### Data provided:
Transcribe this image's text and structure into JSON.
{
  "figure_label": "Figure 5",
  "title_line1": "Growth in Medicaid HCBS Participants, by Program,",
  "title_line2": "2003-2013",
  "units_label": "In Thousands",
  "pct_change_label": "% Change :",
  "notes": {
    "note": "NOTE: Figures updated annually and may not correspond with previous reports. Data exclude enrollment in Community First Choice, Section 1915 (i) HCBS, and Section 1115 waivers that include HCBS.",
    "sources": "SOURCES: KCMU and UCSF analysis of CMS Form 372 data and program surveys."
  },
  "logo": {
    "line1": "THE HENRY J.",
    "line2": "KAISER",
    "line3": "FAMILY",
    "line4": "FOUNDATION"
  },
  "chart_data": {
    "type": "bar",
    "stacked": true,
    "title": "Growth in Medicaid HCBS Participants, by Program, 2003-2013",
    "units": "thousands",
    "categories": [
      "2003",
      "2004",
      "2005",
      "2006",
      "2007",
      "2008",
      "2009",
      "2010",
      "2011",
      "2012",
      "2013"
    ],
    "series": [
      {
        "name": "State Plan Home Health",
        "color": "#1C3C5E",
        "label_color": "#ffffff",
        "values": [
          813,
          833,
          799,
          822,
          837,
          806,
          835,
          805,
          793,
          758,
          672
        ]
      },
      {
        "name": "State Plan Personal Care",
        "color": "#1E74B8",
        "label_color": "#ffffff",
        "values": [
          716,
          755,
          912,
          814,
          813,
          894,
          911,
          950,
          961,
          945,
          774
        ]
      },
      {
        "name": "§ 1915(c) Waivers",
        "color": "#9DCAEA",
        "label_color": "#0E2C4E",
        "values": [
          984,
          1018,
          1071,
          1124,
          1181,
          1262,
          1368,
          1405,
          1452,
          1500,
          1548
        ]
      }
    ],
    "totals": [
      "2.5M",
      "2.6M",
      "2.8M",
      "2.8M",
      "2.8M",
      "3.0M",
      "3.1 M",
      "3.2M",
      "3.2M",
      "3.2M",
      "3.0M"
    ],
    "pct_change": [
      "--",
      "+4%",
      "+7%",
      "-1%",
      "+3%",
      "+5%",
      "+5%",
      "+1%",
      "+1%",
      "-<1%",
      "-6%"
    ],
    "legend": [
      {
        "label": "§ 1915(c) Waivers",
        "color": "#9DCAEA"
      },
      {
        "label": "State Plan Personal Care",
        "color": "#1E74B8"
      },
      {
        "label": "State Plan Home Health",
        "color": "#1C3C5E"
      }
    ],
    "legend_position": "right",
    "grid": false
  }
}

### What you need to do:
Reproduce all the records precisely.

### Solution for this problem:
Transcribe this image's text and structure into JSON.
{
  "figure_label": "Figure 5",
  "title_line1": "Growth in Medicaid HCBS Participants, by Program,",
  "title_line2": "2003-2013",
  "units_label": "In Thousands",
  "pct_change_label": "% Change :",
  "notes": {
    "note": "NOTE: Figures updated annually and may not correspond with previous reports. Data exclude enrollment in Community First Choice, Section 1915 (i) HCBS, and Section 1115 waivers that include HCBS.",
    "sources": "SOURCES: KCMU and UCSF analysis of CMS Form 372 data and program surveys."
  },
  "logo": {
    "line1": "THE HENRY J.",
    "line2": "KAISER",
    "line3": "FAMILY",
    "line4": "FOUNDATION"
  },
  "chart_data": {
    "type": "bar",
    "stacked": true,
    "title": "Growth in Medicaid HCBS Participants, by Program, 2003-2013",
    "units": "thousands",
    "categories": [
      "2003",
      "2004",
      "2005",
      "2006",
      "2007",
      "2008",
      "2009",
      "2010",
      "2011",
      "2012",
      "2013"
    ],
    "series": [
      {
        "name": "State Plan Home Health",
        "color": "#1C3C5E",
        "label_color": "#ffffff",
        "values": [
          813,
          833,
          799,
          822,
          837,
          806,
          835,
          805,
          793,
          758,
          672
        ]
      },
      {
        "name": "State Plan Personal Care",
        "color": "#1E74B8",
        "label_color": "#ffffff",
        "values": [
          716,
          755,
          912,
          814,
          813,
          894,
          911,
          950,
          961,
          945,
          774
        ]
      },
      {
        "name": "§ 1915(c) Waivers",
        "color": "#9DCAEA",
        "label_color": "#0E2C4E",
        "values": [
          984,
          1018,
          1071,
          1124,
          1181,
          1262,
          1368,
          1405,
          1452,
          1500,
          1548
        ]
      }
    ],
    "totals": [
      "2.5M",
      "2.6M",
      "2.8M",
      "2.8M",
      "2.8M",
      "3.0M",
      "3.1 M",
      "3.2M",
      "3.2M",
      "3.2M",
      "3.0M"
    ],
    "pct_change": [
      "--",
      "+4%",
      "+7%",
      "-1%",
      "+3%",
      "+5%",
      "+5%",
      "+1%",
      "+1%",
      "-<1%",
      "-6%"
    ],
    "legend": [
      {
        "label": "§ 1915(c) Waivers",
        "color": "#9DCAEA"
      },
      {
        "label": "State Plan Personal Care",
        "color": "#1E74B8"
      },
      {
        "label": "State Plan Home Health",
        "color": "#1C3C5E"
      }
    ],
    "legend_position": "right",
    "grid": false
  }
}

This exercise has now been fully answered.